╭──

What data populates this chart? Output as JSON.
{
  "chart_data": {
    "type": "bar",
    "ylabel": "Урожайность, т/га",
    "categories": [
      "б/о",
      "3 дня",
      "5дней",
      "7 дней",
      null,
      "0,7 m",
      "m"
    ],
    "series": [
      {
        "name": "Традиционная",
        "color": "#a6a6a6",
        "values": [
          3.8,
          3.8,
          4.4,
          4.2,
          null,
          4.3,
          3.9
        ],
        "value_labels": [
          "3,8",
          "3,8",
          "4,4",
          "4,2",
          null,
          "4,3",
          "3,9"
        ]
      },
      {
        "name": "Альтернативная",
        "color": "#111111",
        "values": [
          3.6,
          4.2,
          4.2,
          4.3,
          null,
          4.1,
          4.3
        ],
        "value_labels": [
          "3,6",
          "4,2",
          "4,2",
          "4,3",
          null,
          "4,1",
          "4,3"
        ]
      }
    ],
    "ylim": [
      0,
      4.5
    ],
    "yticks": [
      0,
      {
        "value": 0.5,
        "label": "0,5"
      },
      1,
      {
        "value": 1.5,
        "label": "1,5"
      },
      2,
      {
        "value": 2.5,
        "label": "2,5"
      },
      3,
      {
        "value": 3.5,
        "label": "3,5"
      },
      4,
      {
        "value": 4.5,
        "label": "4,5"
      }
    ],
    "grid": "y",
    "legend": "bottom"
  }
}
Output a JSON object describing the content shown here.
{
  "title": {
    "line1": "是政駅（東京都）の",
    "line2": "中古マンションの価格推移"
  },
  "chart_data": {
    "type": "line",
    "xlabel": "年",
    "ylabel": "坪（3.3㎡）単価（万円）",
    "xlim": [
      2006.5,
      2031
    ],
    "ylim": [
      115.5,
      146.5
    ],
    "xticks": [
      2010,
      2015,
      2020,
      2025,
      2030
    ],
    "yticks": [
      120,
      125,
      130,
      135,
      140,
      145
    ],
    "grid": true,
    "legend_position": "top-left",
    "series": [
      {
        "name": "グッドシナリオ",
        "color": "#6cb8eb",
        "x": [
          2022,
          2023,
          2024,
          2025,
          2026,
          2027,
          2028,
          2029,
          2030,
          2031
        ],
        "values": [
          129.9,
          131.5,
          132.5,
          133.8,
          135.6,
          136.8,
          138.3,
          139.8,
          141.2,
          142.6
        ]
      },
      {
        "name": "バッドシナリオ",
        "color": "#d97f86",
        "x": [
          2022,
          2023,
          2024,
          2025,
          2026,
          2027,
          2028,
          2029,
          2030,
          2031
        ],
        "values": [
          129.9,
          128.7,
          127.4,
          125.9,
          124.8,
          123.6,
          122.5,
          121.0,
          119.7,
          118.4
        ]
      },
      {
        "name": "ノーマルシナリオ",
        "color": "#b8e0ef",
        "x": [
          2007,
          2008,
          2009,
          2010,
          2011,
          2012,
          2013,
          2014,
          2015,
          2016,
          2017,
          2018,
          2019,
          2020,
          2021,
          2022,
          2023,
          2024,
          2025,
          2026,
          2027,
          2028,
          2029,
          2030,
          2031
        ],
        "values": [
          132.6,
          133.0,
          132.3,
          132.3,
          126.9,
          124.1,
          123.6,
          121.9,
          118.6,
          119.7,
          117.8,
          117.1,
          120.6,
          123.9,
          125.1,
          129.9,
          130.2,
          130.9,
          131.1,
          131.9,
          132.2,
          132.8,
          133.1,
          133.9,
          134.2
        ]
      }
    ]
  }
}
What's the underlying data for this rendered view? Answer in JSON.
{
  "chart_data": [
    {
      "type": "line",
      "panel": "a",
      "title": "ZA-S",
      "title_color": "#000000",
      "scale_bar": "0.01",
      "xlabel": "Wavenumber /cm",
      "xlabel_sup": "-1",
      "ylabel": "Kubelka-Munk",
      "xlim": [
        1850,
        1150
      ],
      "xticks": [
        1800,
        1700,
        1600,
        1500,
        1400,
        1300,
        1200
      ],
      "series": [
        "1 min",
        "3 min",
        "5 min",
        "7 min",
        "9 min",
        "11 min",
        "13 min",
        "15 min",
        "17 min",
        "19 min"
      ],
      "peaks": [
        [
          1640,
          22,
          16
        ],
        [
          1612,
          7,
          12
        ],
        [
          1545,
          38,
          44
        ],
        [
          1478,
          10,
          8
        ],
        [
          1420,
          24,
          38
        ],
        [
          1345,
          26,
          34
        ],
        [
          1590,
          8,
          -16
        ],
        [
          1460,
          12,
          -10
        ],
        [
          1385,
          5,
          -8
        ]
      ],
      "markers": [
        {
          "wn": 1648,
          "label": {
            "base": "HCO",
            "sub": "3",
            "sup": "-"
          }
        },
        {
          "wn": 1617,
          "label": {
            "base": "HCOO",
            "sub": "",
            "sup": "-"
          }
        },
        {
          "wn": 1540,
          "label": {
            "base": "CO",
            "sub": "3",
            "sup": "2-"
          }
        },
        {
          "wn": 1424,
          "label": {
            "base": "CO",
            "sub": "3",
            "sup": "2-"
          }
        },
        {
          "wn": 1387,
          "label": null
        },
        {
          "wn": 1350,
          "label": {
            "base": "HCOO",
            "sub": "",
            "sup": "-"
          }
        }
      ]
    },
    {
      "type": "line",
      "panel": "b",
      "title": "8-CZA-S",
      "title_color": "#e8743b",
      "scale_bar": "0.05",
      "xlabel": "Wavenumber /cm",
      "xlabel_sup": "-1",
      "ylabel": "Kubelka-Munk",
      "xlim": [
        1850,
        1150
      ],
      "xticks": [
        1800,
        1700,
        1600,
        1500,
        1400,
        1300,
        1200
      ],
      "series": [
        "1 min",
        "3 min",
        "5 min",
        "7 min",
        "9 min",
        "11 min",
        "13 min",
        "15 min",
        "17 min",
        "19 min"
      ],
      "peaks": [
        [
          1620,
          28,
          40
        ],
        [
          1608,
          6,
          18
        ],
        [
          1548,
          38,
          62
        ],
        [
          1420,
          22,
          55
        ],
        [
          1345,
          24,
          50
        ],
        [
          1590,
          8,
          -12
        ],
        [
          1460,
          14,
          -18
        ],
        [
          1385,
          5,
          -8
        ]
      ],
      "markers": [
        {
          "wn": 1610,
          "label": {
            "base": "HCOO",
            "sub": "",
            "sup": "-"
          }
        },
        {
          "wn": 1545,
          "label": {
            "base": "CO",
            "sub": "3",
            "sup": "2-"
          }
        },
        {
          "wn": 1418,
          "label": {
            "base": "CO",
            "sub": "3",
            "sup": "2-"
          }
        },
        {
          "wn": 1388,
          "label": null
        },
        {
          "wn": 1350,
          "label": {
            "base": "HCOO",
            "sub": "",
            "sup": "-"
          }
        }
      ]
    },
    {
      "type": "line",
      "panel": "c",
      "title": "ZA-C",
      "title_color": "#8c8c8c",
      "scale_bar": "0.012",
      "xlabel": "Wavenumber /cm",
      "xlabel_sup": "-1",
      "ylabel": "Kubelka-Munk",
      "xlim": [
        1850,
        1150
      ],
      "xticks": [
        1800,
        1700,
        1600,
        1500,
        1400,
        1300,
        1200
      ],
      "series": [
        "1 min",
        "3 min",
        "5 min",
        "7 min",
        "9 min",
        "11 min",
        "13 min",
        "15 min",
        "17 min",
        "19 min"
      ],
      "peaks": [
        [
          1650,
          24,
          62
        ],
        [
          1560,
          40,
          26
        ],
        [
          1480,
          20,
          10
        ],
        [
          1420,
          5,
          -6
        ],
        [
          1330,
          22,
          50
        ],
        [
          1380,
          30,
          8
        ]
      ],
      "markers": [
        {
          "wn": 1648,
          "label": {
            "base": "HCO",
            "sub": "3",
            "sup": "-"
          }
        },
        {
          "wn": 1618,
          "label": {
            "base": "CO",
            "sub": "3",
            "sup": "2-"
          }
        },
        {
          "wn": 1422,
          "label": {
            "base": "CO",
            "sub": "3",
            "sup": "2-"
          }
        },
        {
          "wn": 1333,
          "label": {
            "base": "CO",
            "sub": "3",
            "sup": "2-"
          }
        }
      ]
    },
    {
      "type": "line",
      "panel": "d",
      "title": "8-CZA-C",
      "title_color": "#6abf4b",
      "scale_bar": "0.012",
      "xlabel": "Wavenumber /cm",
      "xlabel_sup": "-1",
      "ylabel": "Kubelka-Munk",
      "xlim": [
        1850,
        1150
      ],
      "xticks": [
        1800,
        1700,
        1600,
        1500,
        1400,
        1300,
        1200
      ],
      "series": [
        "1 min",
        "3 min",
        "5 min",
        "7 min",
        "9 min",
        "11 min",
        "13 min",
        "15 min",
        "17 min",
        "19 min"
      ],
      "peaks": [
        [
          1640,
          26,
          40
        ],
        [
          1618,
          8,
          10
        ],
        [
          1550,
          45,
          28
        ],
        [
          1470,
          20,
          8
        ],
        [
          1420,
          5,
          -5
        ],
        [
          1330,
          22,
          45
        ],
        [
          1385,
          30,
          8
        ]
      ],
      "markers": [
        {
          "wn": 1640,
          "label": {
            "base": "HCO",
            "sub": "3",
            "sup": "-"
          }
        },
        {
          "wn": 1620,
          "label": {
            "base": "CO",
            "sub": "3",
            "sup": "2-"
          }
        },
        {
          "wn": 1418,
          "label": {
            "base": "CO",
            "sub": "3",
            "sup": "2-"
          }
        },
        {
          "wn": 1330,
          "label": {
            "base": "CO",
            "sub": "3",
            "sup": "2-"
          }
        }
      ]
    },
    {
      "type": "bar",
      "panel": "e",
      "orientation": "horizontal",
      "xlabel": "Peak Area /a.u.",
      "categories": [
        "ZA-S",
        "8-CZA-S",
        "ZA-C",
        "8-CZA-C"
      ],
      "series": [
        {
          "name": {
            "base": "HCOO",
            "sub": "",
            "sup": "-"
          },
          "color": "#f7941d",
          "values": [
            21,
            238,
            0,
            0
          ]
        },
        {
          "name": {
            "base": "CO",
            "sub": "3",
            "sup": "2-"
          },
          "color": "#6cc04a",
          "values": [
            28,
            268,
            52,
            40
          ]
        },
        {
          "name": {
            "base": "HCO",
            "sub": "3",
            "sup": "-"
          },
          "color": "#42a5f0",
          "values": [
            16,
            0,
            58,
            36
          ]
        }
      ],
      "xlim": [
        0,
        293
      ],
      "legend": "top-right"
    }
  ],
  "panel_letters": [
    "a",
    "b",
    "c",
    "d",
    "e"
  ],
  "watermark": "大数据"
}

╰──

> **Instructions to follow**: In the records, locate each line holding the string "JSON" and copy it.

> **Output of the task**:
What data populates this chart? Output as JSON.
Output a JSON object describing the content shown here.
What's the underlying data for this rendered view? Answer in JSON.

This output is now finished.